**Task details**
Find the word "text" in the material below and gather every line that contains it.

**Stored rows**
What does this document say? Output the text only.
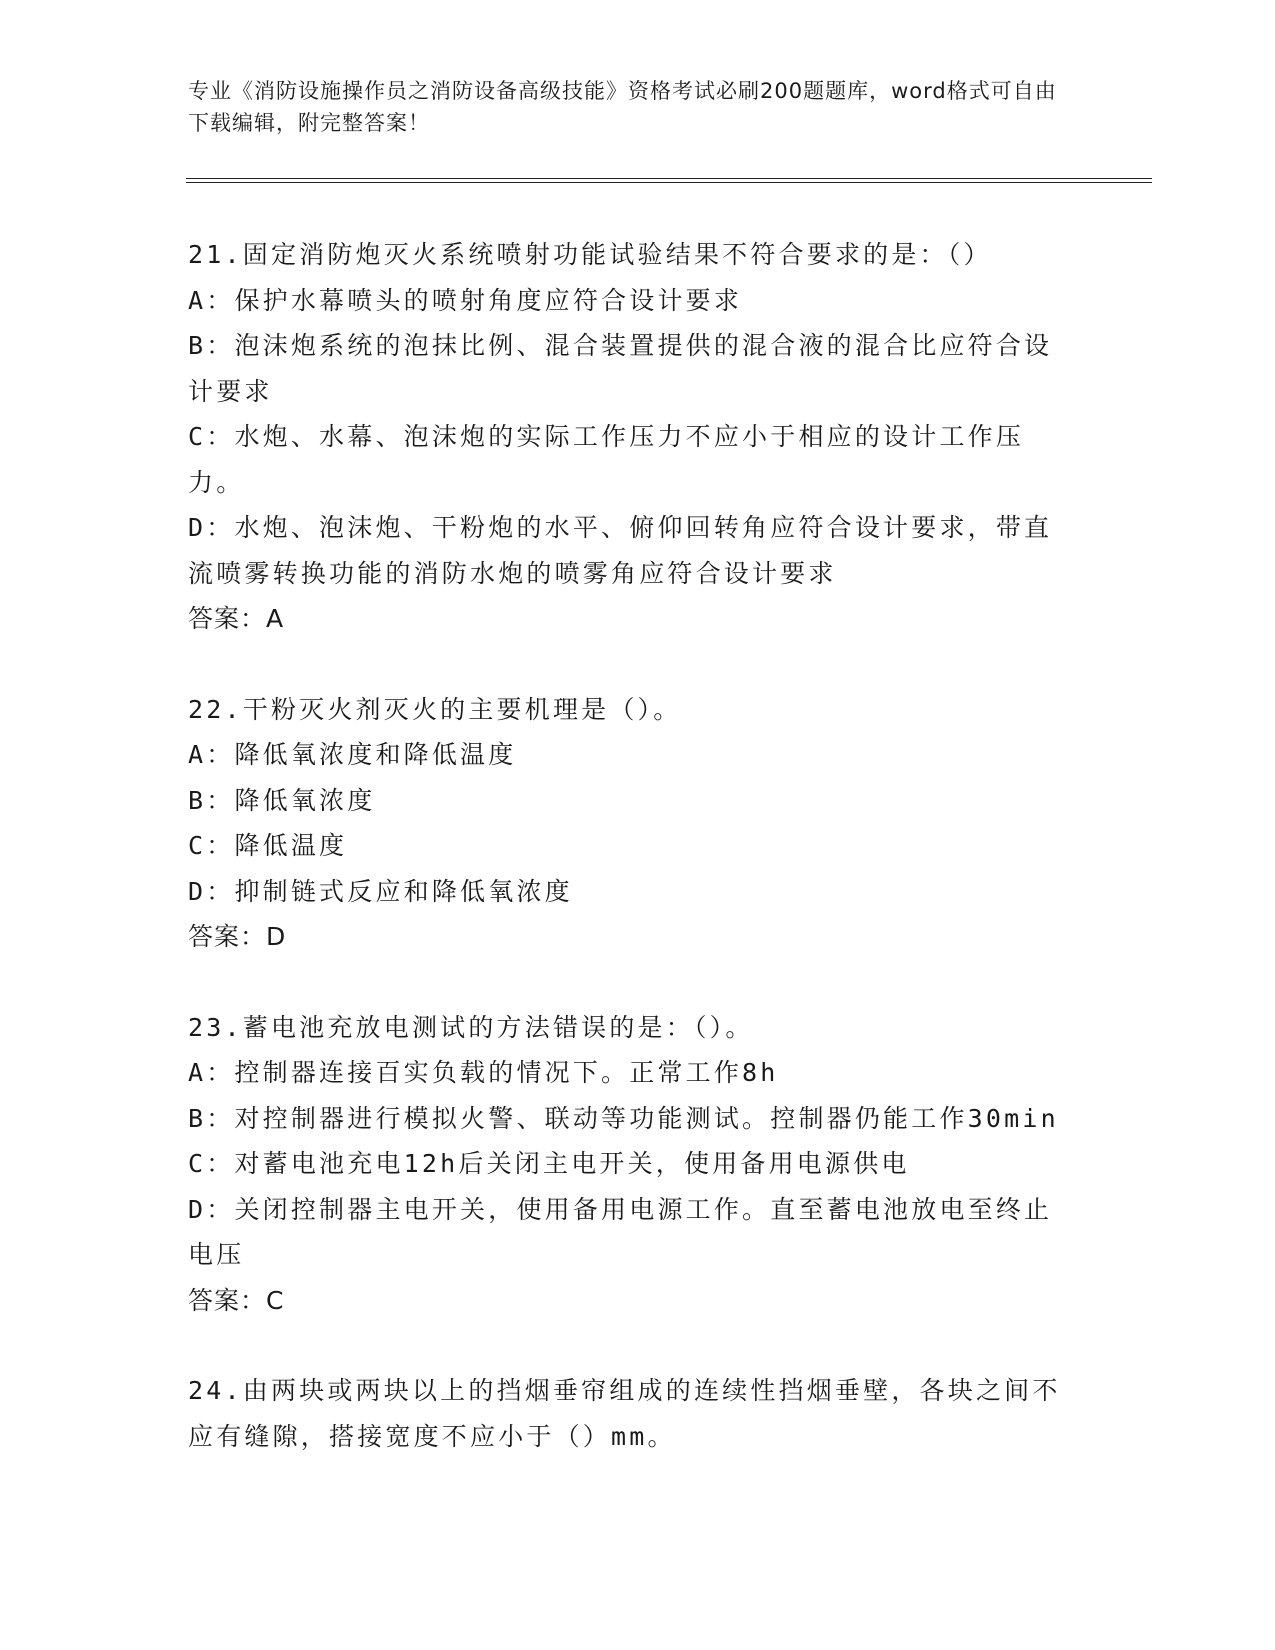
专业《消防设施操作员之消防设备高级技能》资格考试必刷200题题库，word格式可自由下载编辑，附完整答案！

21.固定消防炮灭火系统喷射功能试验结果不符合要求的是：（）

A：保护水幕喷头的喷射角度应符合设计要求

B：泡沫炮系统的泡抹比例、混合装置提供的混合液的混合比应符合设计要求

C：水炮、水幕、泡沫炮的实际工作压力不应小于相应的设计工作压力。

D：水炮、泡沫炮、干粉炮的水平、俯仰回转角应符合设计要求，带直流喷雾转换功能的消防水炮的喷雾角应符合设计要求

答案：A

22.干粉灭火剂灭火的主要机理是（）。

A：降低氧浓度和降低温度

B：降低氧浓度

C：降低温度

D：抑制链式反应和降低氧浓度

答案：D

23.蓄电池充放电测试的方法错误的是：（）。

A：控制器连接百实负载的情况下。正常工作8h

B：对控制器进行模拟火警、联动等功能测试。控制器仍能工作30min

C：对蓄电池充电12h后关闭主电开关，使用备用电源供电

D：关闭控制器主电开关，使用备用电源工作。直至蓄电池放电至终止电压

答案：C

24.由两块或两块以上的挡烟垂帘组成的连续性挡烟垂壁，各块之间不应有缝隙，搭接宽度不应小于（）mm。
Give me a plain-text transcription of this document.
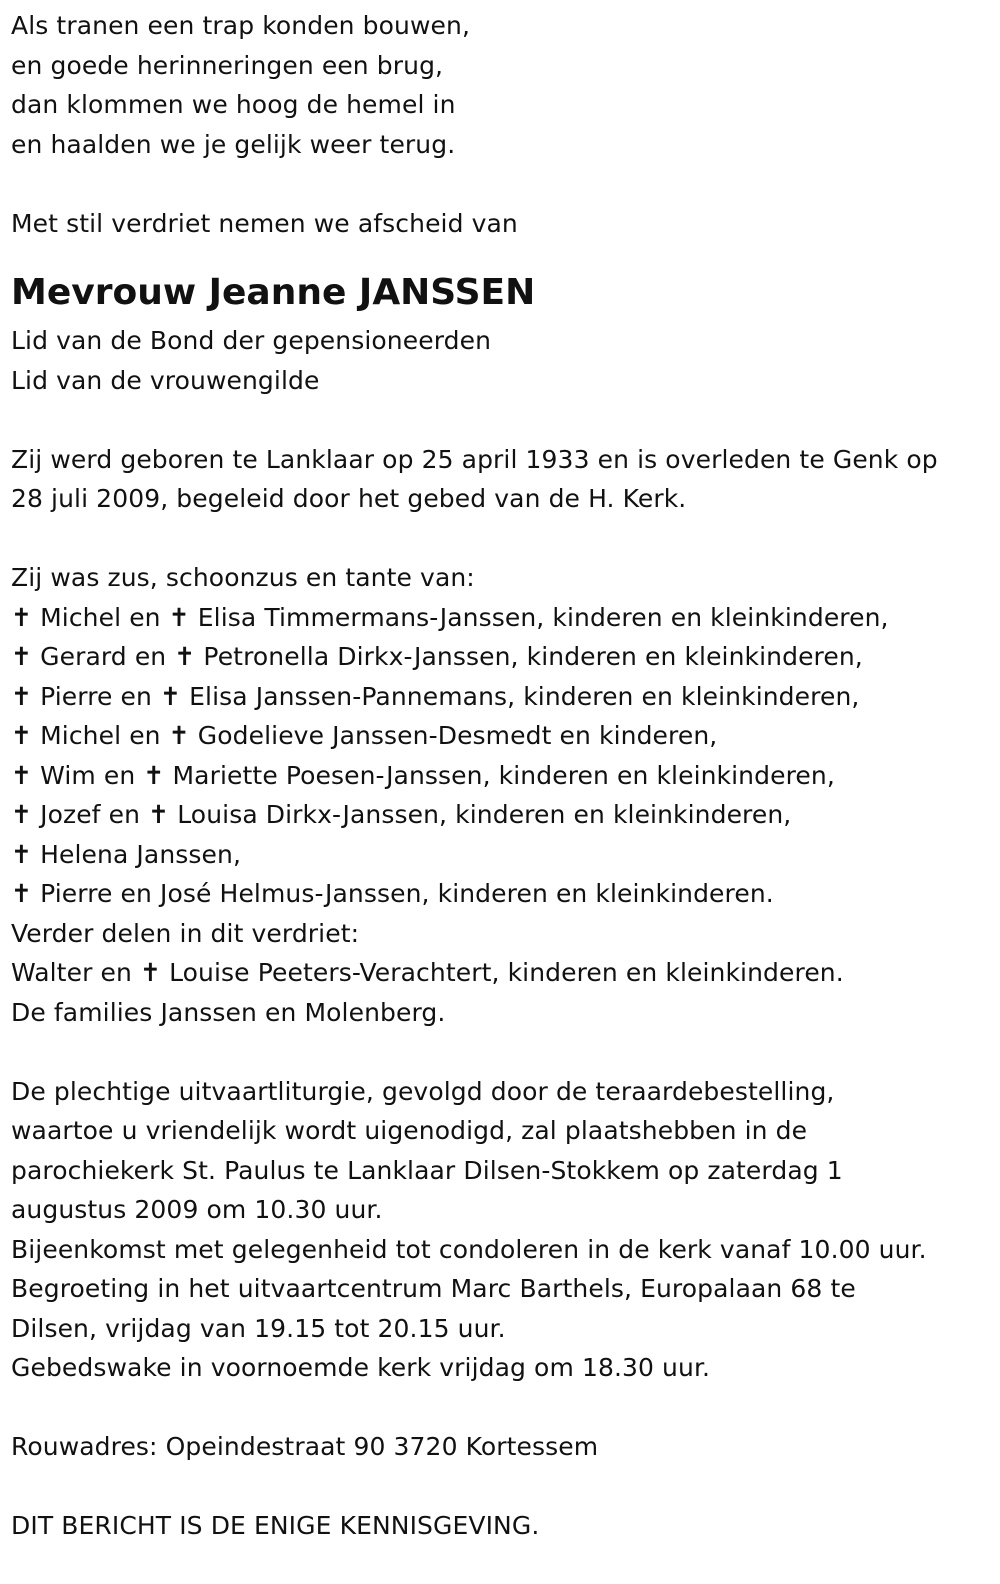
Als tranen een trap konden bouwen,
en goede herinneringen een brug,
dan klommen we hoog de hemel in
en haalden we je gelijk weer terug.
Met stil verdriet nemen we afscheid van
Mevrouw Jeanne JANSSEN
Lid van de Bond der gepensioneerden
Lid van de vrouwengilde
Zij werd geboren te Lanklaar op 25 april 1933 en is overleden te Genk op
28 juli 2009, begeleid door het gebed van de H. Kerk.
Zij was zus, schoonzus en tante van:
✝ Michel en ✝ Elisa Timmermans-Janssen, kinderen en kleinkinderen,
✝ Gerard en ✝ Petronella Dirkx-Janssen, kinderen en kleinkinderen,
✝ Pierre en ✝ Elisa Janssen-Pannemans, kinderen en kleinkinderen,
✝ Michel en ✝ Godelieve Janssen-Desmedt en kinderen,
✝ Wim en ✝ Mariette Poesen-Janssen, kinderen en kleinkinderen,
✝ Jozef en ✝ Louisa Dirkx-Janssen, kinderen en kleinkinderen,
✝ Helena Janssen,
✝ Pierre en José Helmus-Janssen, kinderen en kleinkinderen.
Verder delen in dit verdriet:
Walter en ✝ Louise Peeters-Verachtert, kinderen en kleinkinderen.
De families Janssen en Molenberg.
De plechtige uitvaartliturgie, gevolgd door de teraardebestelling,
waartoe u vriendelijk wordt uigenodigd, zal plaatshebben in de
parochiekerk St. Paulus te Lanklaar Dilsen-Stokkem op zaterdag 1
augustus 2009 om 10.30 uur.
Bijeenkomst met gelegenheid tot condoleren in de kerk vanaf 10.00 uur.
Begroeting in het uitvaartcentrum Marc Barthels, Europalaan 68 te
Dilsen, vrijdag van 19.15 tot 20.15 uur.
Gebedswake in voornoemde kerk vrijdag om 18.30 uur.
Rouwadres: Opeindestraat 90 3720 Kortessem
DIT BERICHT IS DE ENIGE KENNISGEVING.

**Solution for this task**
What does this document say? Output the text only.
Give me a plain-text transcription of this document.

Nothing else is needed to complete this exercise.